- **YOUR OBJECTIVE**
Look below. Copy each line that has "Nothing" in it.

○ ○ ○ ○ ○

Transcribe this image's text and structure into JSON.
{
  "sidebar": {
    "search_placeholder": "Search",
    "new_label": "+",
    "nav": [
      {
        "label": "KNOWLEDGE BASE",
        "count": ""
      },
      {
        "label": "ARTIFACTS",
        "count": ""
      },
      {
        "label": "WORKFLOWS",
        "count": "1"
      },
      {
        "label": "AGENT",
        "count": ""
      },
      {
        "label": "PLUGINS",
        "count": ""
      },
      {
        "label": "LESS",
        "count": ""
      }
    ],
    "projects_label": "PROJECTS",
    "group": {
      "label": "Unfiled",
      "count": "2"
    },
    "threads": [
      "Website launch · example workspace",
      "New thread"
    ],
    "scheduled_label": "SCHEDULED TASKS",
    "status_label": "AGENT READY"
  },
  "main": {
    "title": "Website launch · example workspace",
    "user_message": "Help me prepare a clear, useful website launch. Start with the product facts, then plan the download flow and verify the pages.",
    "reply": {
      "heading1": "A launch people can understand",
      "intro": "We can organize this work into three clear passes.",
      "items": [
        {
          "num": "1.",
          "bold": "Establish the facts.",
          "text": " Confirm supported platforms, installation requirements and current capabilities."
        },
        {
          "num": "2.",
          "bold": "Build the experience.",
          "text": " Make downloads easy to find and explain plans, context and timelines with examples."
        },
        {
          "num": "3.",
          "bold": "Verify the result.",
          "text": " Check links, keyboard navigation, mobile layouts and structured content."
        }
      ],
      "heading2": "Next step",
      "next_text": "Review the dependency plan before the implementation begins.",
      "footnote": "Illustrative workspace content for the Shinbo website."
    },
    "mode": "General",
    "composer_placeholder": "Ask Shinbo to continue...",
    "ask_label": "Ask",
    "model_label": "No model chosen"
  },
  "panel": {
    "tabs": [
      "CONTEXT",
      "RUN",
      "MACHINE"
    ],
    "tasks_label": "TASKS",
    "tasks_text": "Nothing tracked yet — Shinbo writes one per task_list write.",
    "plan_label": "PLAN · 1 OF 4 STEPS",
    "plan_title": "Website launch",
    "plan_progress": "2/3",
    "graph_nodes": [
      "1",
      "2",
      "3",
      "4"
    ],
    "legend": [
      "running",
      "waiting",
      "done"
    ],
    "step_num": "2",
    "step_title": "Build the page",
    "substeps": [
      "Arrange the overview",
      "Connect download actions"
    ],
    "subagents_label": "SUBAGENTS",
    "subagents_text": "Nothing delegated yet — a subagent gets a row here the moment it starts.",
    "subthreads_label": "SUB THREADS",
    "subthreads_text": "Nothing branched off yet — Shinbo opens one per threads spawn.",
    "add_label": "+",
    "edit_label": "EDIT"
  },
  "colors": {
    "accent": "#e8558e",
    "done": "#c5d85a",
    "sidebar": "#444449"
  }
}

○ ○ ○ ○ ○

- **SOLUTION FOR THIS PROBLEM**
    "tasks_text": "Nothing tracked yet — Shinbo writes one per task_list write.",
    "subagents_text": "Nothing delegated yet — a subagent gets a row here the moment it starts.",
    "subthreads_text": "Nothing branched off yet — Shinbo opens one per threads spawn.",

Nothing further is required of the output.